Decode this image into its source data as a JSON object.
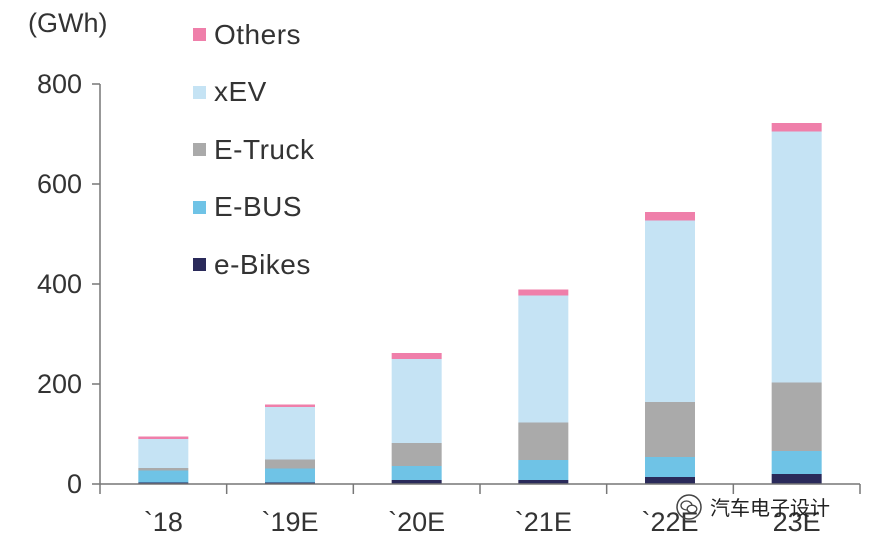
{
  "chart_data": {
    "type": "bar",
    "stacked": true,
    "unit_label": "(GWh)",
    "categories": [
      "`18",
      "`19E",
      "`20E",
      "`21E",
      "`22E",
      "23E"
    ],
    "yticks": [
      "0",
      "200",
      "400",
      "600",
      "800"
    ],
    "ylim": [
      0,
      800
    ],
    "series": [
      {
        "name": "e-Bikes",
        "color": "#2a2a5a",
        "values": [
          3,
          3,
          8,
          8,
          14,
          20
        ]
      },
      {
        "name": "E-BUS",
        "color": "#6fc3e6",
        "values": [
          24,
          28,
          28,
          40,
          40,
          46
        ]
      },
      {
        "name": "E-Truck",
        "color": "#aaaaaa",
        "values": [
          5,
          18,
          46,
          75,
          110,
          137
        ]
      },
      {
        "name": "xEV",
        "color": "#c5e3f4",
        "values": [
          58,
          105,
          168,
          254,
          363,
          502
        ]
      },
      {
        "name": "Others",
        "color": "#ef7faa",
        "values": [
          5,
          5,
          12,
          12,
          17,
          17
        ]
      }
    ],
    "legend_order": [
      "Others",
      "xEV",
      "E-Truck",
      "E-BUS",
      "e-Bikes"
    ],
    "legend_position": "top-left"
  },
  "watermark": {
    "text": "汽车电子设计",
    "icon": "wechat-icon"
  }
}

------------------------------------------------------------------------

REQUIREMENTS. Every entry should be returned exactly as written, minus the pictures.

TASK RESPONSE.
Decode this image into its source data as a JSON object.
{
  "chart_data": {
    "type": "bar",
    "stacked": true,
    "unit_label": "(GWh)",
    "categories": [
      "`18",
      "`19E",
      "`20E",
      "`21E",
      "`22E",
      "23E"
    ],
    "yticks": [
      "0",
      "200",
      "400",
      "600",
      "800"
    ],
    "ylim": [
      0,
      800
    ],
    "series": [
      {
        "name": "e-Bikes",
        "color": "#2a2a5a",
        "values": [
          3,
          3,
          8,
          8,
          14,
          20
        ]
      },
      {
        "name": "E-BUS",
        "color": "#6fc3e6",
        "values": [
          24,
          28,
          28,
          40,
          40,
          46
        ]
      },
      {
        "name": "E-Truck",
        "color": "#aaaaaa",
        "values": [
          5,
          18,
          46,
          75,
          110,
          137
        ]
      },
      {
        "name": "xEV",
        "color": "#c5e3f4",
        "values": [
          58,
          105,
          168,
          254,
          363,
          502
        ]
      },
      {
        "name": "Others",
        "color": "#ef7faa",
        "values": [
          5,
          5,
          12,
          12,
          17,
          17
        ]
      }
    ],
    "legend_order": [
      "Others",
      "xEV",
      "E-Truck",
      "E-BUS",
      "e-Bikes"
    ],
    "legend_position": "top-left"
  },
  "watermark": {
    "text": "汽车电子设计",
    "icon": "wechat-icon"
  }
}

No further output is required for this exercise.